* begin *
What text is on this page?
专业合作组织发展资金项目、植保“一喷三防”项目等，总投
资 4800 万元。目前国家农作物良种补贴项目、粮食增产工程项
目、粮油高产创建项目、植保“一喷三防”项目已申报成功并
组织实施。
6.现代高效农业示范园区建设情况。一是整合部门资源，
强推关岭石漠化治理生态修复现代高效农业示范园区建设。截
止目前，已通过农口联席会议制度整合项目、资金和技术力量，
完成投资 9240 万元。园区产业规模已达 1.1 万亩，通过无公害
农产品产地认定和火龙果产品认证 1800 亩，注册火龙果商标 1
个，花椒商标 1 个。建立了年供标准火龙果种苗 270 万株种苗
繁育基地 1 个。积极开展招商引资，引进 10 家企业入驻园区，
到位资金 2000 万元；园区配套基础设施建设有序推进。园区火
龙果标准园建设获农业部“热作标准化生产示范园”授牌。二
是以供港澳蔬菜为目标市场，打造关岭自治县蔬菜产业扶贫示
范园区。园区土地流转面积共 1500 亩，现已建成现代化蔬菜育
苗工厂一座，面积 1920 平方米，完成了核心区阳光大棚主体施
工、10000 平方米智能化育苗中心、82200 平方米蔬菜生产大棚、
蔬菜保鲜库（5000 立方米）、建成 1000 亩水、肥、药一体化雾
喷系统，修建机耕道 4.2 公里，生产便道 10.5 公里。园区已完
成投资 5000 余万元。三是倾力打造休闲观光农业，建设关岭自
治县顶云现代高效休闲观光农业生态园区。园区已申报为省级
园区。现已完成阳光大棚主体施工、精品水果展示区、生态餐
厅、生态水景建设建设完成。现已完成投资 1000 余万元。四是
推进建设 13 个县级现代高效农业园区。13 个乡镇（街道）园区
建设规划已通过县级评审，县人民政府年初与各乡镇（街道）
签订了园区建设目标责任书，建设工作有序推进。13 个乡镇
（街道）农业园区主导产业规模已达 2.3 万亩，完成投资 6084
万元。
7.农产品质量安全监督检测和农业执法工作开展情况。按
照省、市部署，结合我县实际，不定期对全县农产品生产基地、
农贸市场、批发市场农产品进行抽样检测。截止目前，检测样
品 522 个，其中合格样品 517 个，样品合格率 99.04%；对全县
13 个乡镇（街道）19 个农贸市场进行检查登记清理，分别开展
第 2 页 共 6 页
* end *
What you are asked to do =
From the entries above, copy every line containing the word "一喷三防".

Final result =
专业合作组织发展资金项目、植保“一喷三防”项目等，总投
目、粮油高产创建项目、植保“一喷三防”项目已申报成功并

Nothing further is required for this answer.